■ What is asked ■
Repeat the listing exactly as given, omitting every image.

(Dataset excerpt)
┏━━
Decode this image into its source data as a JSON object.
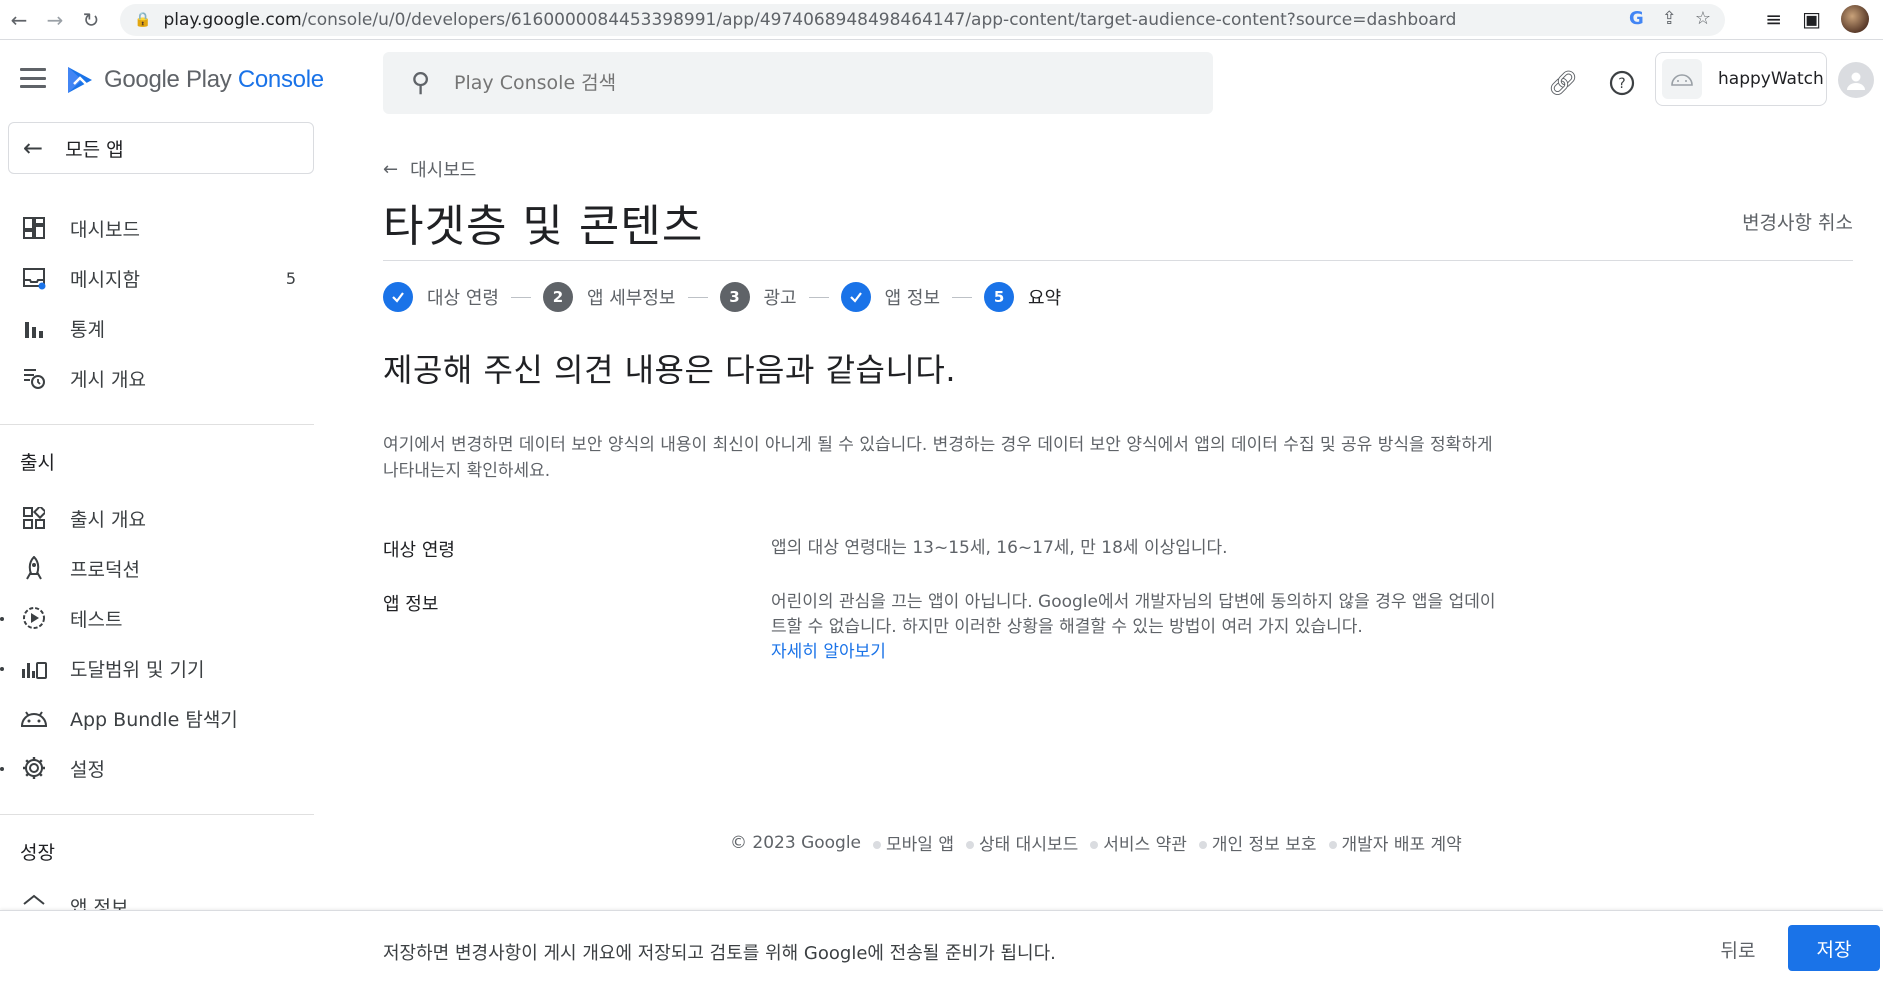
{
  "browser": {
    "url_domain": "play.google.com",
    "url_path": "/console/u/0/developers/6160000084453398991/app/4974068948498464147/app-content/target-audience-content?source=dashboard"
  },
  "header": {
    "logo_google_play": "Google Play",
    "logo_console": "Console",
    "search_placeholder": "Play Console 검색",
    "app_name": "happyWatch"
  },
  "sidebar": {
    "all_apps": "모든 앱",
    "items_top": [
      {
        "label": "대시보드",
        "icon": "dashboard-icon"
      },
      {
        "label": "메시지함",
        "icon": "inbox-icon",
        "badge": "5"
      },
      {
        "label": "통계",
        "icon": "bar-chart-icon"
      },
      {
        "label": "게시 개요",
        "icon": "publishing-overview-icon"
      }
    ],
    "section_release": "출시",
    "items_release": [
      {
        "label": "출시 개요",
        "icon": "release-overview-icon"
      },
      {
        "label": "프로덕션",
        "icon": "production-icon"
      },
      {
        "label": "테스트",
        "icon": "testing-icon"
      },
      {
        "label": "도달범위 및 기기",
        "icon": "reach-devices-icon"
      },
      {
        "label": "App Bundle 탐색기",
        "icon": "android-icon"
      },
      {
        "label": "설정",
        "icon": "settings-icon"
      }
    ],
    "section_grow": "성장",
    "item_grow_partial": "앱 정보"
  },
  "main": {
    "back_label": "대시보드",
    "title": "타겟층 및 콘텐츠",
    "discard_label": "변경사항 취소",
    "steps": [
      {
        "num": "1",
        "label": "대상 연령",
        "state": "done"
      },
      {
        "num": "2",
        "label": "앱 세부정보",
        "state": "todo"
      },
      {
        "num": "3",
        "label": "광고",
        "state": "todo"
      },
      {
        "num": "4",
        "label": "앱 정보",
        "state": "done"
      },
      {
        "num": "5",
        "label": "요약",
        "state": "active"
      }
    ],
    "summary_heading": "제공해 주신 의견 내용은 다음과 같습니다.",
    "info_text": "여기에서 변경하면 데이터 보안 양식의 내용이 최신이 아니게 될 수 있습니다. 변경하는 경우 데이터 보안 양식에서 앱의 데이터 수집 및 공유 방식을 정확하게 나타내는지 확인하세요.",
    "rows": [
      {
        "label": "대상 연령",
        "value": "앱의 대상 연령대는 13~15세, 16~17세, 만 18세 이상입니다."
      },
      {
        "label": "앱 정보",
        "value": "어린이의 관심을 끄는 앱이 아닙니다. Google에서 개발자님의 답변에 동의하지 않을 경우 앱을 업데이트할 수 없습니다. 하지만 이러한 상황을 해결할 수 있는 방법이 여러 가지 있습니다.",
        "link": "자세히 알아보기"
      }
    ]
  },
  "footer": {
    "copyright": "© 2023 Google",
    "links": [
      "모바일 앱",
      "상태 대시보드",
      "서비스 약관",
      "개인 정보 보호",
      "개발자 배포 계약"
    ]
  },
  "bottombar": {
    "message": "저장하면 변경사항이 게시 개요에 저장되고 검토를 위해 Google에 전송될 준비가 됩니다.",
    "back_label": "뒤로",
    "save_label": "저장"
  },
  "colors": {
    "accent": "#1a73e8",
    "step_todo": "#5f6368"
  }
}
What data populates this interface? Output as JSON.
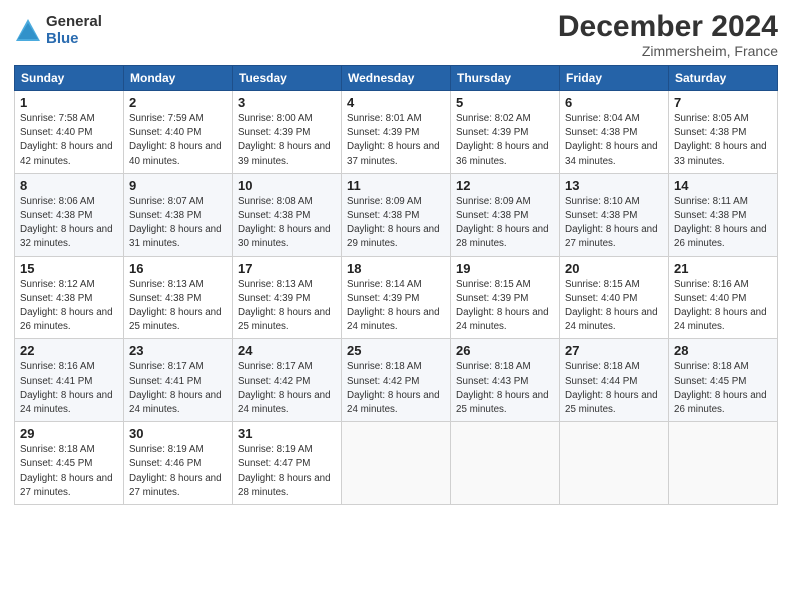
┗━━
■ Result of this task ■
Decode this image into its source data as a JSON object.
{
  "browser": {
    "url_domain": "play.google.com",
    "url_path": "/console/u/0/developers/6160000084453398991/app/4974068948498464147/app-content/target-audience-content?source=dashboard"
  },
  "header": {
    "logo_google_play": "Google Play",
    "logo_console": "Console",
    "search_placeholder": "Play Console 검색",
    "app_name": "happyWatch"
  },
  "sidebar": {
    "all_apps": "모든 앱",
    "items_top": [
      {
        "label": "대시보드",
        "icon": "dashboard-icon"
      },
      {
        "label": "메시지함",
        "icon": "inbox-icon",
        "badge": "5"
      },
      {
        "label": "통계",
        "icon": "bar-chart-icon"
      },
      {
        "label": "게시 개요",
        "icon": "publishing-overview-icon"
      }
    ],
    "section_release": "출시",
    "items_release": [
      {
        "label": "출시 개요",
        "icon": "release-overview-icon"
      },
      {
        "label": "프로덕션",
        "icon": "production-icon"
      },
      {
        "label": "테스트",
        "icon": "testing-icon"
      },
      {
        "label": "도달범위 및 기기",
        "icon": "reach-devices-icon"
      },
      {
        "label": "App Bundle 탐색기",
        "icon": "android-icon"
      },
      {
        "label": "설정",
        "icon": "settings-icon"
      }
    ],
    "section_grow": "성장",
    "item_grow_partial": "앱 정보"
  },
  "main": {
    "back_label": "대시보드",
    "title": "타겟층 및 콘텐츠",
    "discard_label": "변경사항 취소",
    "steps": [
      {
        "num": "1",
        "label": "대상 연령",
        "state": "done"
      },
      {
        "num": "2",
        "label": "앱 세부정보",
        "state": "todo"
      },
      {
        "num": "3",
        "label": "광고",
        "state": "todo"
      },
      {
        "num": "4",
        "label": "앱 정보",
        "state": "done"
      },
      {
        "num": "5",
        "label": "요약",
        "state": "active"
      }
    ],
    "summary_heading": "제공해 주신 의견 내용은 다음과 같습니다.",
    "info_text": "여기에서 변경하면 데이터 보안 양식의 내용이 최신이 아니게 될 수 있습니다. 변경하는 경우 데이터 보안 양식에서 앱의 데이터 수집 및 공유 방식을 정확하게 나타내는지 확인하세요.",
    "rows": [
      {
        "label": "대상 연령",
        "value": "앱의 대상 연령대는 13~15세, 16~17세, 만 18세 이상입니다."
      },
      {
        "label": "앱 정보",
        "value": "어린이의 관심을 끄는 앱이 아닙니다. Google에서 개발자님의 답변에 동의하지 않을 경우 앱을 업데이트할 수 없습니다. 하지만 이러한 상황을 해결할 수 있는 방법이 여러 가지 있습니다.",
        "link": "자세히 알아보기"
      }
    ]
  },
  "footer": {
    "copyright": "© 2023 Google",
    "links": [
      "모바일 앱",
      "상태 대시보드",
      "서비스 약관",
      "개인 정보 보호",
      "개발자 배포 계약"
    ]
  },
  "bottombar": {
    "message": "저장하면 변경사항이 게시 개요에 저장되고 검토를 위해 Google에 전송될 준비가 됩니다.",
    "back_label": "뒤로",
    "save_label": "저장"
  },
  "colors": {
    "accent": "#1a73e8",
    "step_todo": "#5f6368"
  }
}
What data populates this interface? Output as JSON.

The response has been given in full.